_Items from a figure collection_:
[Begin]
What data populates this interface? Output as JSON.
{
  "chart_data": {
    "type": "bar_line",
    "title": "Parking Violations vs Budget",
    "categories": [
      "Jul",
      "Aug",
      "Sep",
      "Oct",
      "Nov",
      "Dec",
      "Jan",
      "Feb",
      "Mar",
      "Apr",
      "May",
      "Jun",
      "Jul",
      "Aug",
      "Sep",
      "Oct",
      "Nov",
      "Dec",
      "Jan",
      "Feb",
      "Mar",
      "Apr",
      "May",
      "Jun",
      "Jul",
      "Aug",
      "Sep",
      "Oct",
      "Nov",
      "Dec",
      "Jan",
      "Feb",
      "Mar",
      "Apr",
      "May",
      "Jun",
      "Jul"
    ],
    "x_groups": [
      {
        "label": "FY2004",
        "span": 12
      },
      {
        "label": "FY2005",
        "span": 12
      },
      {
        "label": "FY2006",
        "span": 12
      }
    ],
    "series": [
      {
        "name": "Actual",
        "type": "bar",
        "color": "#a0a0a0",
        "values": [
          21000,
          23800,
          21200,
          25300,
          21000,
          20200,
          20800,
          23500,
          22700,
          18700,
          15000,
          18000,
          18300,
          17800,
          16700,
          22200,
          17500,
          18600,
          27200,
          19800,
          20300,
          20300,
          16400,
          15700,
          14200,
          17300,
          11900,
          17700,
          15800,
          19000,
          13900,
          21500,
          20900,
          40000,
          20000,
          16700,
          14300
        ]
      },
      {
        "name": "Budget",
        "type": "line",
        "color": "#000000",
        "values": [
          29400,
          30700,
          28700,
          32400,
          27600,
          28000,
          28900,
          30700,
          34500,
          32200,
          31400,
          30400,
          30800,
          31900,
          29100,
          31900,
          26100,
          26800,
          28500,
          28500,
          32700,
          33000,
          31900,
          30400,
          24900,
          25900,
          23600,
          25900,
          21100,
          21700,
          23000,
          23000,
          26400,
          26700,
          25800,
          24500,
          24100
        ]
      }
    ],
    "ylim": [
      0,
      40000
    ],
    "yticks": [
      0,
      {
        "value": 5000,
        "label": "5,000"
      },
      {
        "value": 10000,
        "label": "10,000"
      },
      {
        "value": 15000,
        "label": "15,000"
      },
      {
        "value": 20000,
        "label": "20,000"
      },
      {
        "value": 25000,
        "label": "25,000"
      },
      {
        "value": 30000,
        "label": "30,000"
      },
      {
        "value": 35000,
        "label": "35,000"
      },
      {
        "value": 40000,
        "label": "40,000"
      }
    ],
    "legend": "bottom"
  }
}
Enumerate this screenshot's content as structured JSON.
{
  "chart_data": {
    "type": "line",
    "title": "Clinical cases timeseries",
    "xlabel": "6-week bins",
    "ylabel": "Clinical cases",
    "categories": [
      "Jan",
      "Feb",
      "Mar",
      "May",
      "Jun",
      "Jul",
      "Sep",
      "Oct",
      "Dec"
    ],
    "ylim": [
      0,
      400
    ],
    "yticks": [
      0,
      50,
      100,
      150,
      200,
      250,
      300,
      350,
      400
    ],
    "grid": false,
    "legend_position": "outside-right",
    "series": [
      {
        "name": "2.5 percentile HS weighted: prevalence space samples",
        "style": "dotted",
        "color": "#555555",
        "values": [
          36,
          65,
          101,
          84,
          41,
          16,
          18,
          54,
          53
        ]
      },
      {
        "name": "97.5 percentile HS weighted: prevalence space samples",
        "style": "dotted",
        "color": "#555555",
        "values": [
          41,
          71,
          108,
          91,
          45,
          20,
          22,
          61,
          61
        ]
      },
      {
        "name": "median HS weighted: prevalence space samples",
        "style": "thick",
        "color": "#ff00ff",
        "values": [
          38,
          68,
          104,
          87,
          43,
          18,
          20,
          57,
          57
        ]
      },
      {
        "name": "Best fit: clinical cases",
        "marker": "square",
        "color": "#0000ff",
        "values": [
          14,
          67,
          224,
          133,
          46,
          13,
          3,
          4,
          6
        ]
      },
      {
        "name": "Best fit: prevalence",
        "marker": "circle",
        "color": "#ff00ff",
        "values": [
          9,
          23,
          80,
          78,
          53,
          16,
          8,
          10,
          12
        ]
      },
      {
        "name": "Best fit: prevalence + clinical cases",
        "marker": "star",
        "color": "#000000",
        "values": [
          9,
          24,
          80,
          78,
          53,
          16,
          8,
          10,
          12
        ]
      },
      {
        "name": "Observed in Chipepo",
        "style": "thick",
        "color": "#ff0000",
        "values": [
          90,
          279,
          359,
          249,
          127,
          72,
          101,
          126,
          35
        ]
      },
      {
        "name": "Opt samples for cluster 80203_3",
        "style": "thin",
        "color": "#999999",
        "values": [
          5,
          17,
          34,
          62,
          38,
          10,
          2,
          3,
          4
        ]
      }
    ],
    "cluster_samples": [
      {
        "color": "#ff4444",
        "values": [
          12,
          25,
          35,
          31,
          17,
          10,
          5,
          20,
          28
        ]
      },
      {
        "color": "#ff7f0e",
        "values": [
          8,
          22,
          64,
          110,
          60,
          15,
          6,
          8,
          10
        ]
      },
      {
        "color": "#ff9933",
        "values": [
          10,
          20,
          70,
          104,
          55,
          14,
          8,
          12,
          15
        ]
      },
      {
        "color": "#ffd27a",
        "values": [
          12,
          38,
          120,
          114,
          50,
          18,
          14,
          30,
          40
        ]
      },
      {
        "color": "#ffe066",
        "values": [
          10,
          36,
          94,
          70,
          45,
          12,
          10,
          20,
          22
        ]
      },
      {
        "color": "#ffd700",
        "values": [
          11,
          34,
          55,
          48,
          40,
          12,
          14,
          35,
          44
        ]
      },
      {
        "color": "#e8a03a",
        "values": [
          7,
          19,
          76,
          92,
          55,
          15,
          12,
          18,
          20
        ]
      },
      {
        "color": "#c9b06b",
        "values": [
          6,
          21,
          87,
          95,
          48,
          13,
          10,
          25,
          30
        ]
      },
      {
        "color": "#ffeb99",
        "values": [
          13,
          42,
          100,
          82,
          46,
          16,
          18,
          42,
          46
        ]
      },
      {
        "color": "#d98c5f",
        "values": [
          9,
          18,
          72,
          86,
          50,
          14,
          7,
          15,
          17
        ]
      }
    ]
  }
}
[End]
_Instruction_:
Copy all the records above exactly, missing none.

_Written solution_:
What data populates this interface? Output as JSON.
{
  "chart_data": {
    "type": "bar_line",
    "title": "Parking Violations vs Budget",
    "categories": [
      "Jul",
      "Aug",
      "Sep",
      "Oct",
      "Nov",
      "Dec",
      "Jan",
      "Feb",
      "Mar",
      "Apr",
      "May",
      "Jun",
      "Jul",
      "Aug",
      "Sep",
      "Oct",
      "Nov",
      "Dec",
      "Jan",
      "Feb",
      "Mar",
      "Apr",
      "May",
      "Jun",
      "Jul",
      "Aug",
      "Sep",
      "Oct",
      "Nov",
      "Dec",
      "Jan",
      "Feb",
      "Mar",
      "Apr",
      "May",
      "Jun",
      "Jul"
    ],
    "x_groups": [
      {
        "label": "FY2004",
        "span": 12
      },
      {
        "label": "FY2005",
        "span": 12
      },
      {
        "label": "FY2006",
        "span": 12
      }
    ],
    "series": [
      {
        "name": "Actual",
        "type": "bar",
        "color": "#a0a0a0",
        "values": [
          21000,
          23800,
          21200,
          25300,
          21000,
          20200,
          20800,
          23500,
          22700,
          18700,
          15000,
          18000,
          18300,
          17800,
          16700,
          22200,
          17500,
          18600,
          27200,
          19800,
          20300,
          20300,
          16400,
          15700,
          14200,
          17300,
          11900,
          17700,
          15800,
          19000,
          13900,
          21500,
          20900,
          40000,
          20000,
          16700,
          14300
        ]
      },
      {
        "name": "Budget",
        "type": "line",
        "color": "#000000",
        "values": [
          29400,
          30700,
          28700,
          32400,
          27600,
          28000,
          28900,
          30700,
          34500,
          32200,
          31400,
          30400,
          30800,
          31900,
          29100,
          31900,
          26100,
          26800,
          28500,
          28500,
          32700,
          33000,
          31900,
          30400,
          24900,
          25900,
          23600,
          25900,
          21100,
          21700,
          23000,
          23000,
          26400,
          26700,
          25800,
          24500,
          24100
        ]
      }
    ],
    "ylim": [
      0,
      40000
    ],
    "yticks": [
      0,
      {
        "value": 5000,
        "label": "5,000"
      },
      {
        "value": 10000,
        "label": "10,000"
      },
      {
        "value": 15000,
        "label": "15,000"
      },
      {
        "value": 20000,
        "label": "20,000"
      },
      {
        "value": 25000,
        "label": "25,000"
      },
      {
        "value": 30000,
        "label": "30,000"
      },
      {
        "value": 35000,
        "label": "35,000"
      },
      {
        "value": 40000,
        "label": "40,000"
      }
    ],
    "legend": "bottom"
  }
}
Enumerate this screenshot's content as structured JSON.
{
  "chart_data": {
    "type": "line",
    "title": "Clinical cases timeseries",
    "xlabel": "6-week bins",
    "ylabel": "Clinical cases",
    "categories": [
      "Jan",
      "Feb",
      "Mar",
      "May",
      "Jun",
      "Jul",
      "Sep",
      "Oct",
      "Dec"
    ],
    "ylim": [
      0,
      400
    ],
    "yticks": [
      0,
      50,
      100,
      150,
      200,
      250,
      300,
      350,
      400
    ],
    "grid": false,
    "legend_position": "outside-right",
    "series": [
      {
        "name": "2.5 percentile HS weighted: prevalence space samples",
        "style": "dotted",
        "color": "#555555",
        "values": [
          36,
          65,
          101,
          84,
          41,
          16,
          18,
          54,
          53
        ]
      },
      {
        "name": "97.5 percentile HS weighted: prevalence space samples",
        "style": "dotted",
        "color": "#555555",
        "values": [
          41,
          71,
          108,
          91,
          45,
          20,
          22,
          61,
          61
        ]
      },
      {
        "name": "median HS weighted: prevalence space samples",
        "style": "thick",
        "color": "#ff00ff",
        "values": [
          38,
          68,
          104,
          87,
          43,
          18,
          20,
          57,
          57
        ]
      },
      {
        "name": "Best fit: clinical cases",
        "marker": "square",
        "color": "#0000ff",
        "values": [
          14,
          67,
          224,
          133,
          46,
          13,
          3,
          4,
          6
        ]
      },
      {
        "name": "Best fit: prevalence",
        "marker": "circle",
        "color": "#ff00ff",
        "values": [
          9,
          23,
          80,
          78,
          53,
          16,
          8,
          10,
          12
        ]
      },
      {
        "name": "Best fit: prevalence + clinical cases",
        "marker": "star",
        "color": "#000000",
        "values": [
          9,
          24,
          80,
          78,
          53,
          16,
          8,
          10,
          12
        ]
      },
      {
        "name": "Observed in Chipepo",
        "style": "thick",
        "color": "#ff0000",
        "values": [
          90,
          279,
          359,
          249,
          127,
          72,
          101,
          126,
          35
        ]
      },
      {
        "name": "Opt samples for cluster 80203_3",
        "style": "thin",
        "color": "#999999",
        "values": [
          5,
          17,
          34,
          62,
          38,
          10,
          2,
          3,
          4
        ]
      }
    ],
    "cluster_samples": [
      {
        "color": "#ff4444",
        "values": [
          12,
          25,
          35,
          31,
          17,
          10,
          5,
          20,
          28
        ]
      },
      {
        "color": "#ff7f0e",
        "values": [
          8,
          22,
          64,
          110,
          60,
          15,
          6,
          8,
          10
        ]
      },
      {
        "color": "#ff9933",
        "values": [
          10,
          20,
          70,
          104,
          55,
          14,
          8,
          12,
          15
        ]
      },
      {
        "color": "#ffd27a",
        "values": [
          12,
          38,
          120,
          114,
          50,
          18,
          14,
          30,
          40
        ]
      },
      {
        "color": "#ffe066",
        "values": [
          10,
          36,
          94,
          70,
          45,
          12,
          10,
          20,
          22
        ]
      },
      {
        "color": "#ffd700",
        "values": [
          11,
          34,
          55,
          48,
          40,
          12,
          14,
          35,
          44
        ]
      },
      {
        "color": "#e8a03a",
        "values": [
          7,
          19,
          76,
          92,
          55,
          15,
          12,
          18,
          20
        ]
      },
      {
        "color": "#c9b06b",
        "values": [
          6,
          21,
          87,
          95,
          48,
          13,
          10,
          25,
          30
        ]
      },
      {
        "color": "#ffeb99",
        "values": [
          13,
          42,
          100,
          82,
          46,
          16,
          18,
          42,
          46
        ]
      },
      {
        "color": "#d98c5f",
        "values": [
          9,
          18,
          72,
          86,
          50,
          14,
          7,
          15,
          17
        ]
      }
    ]
  }
}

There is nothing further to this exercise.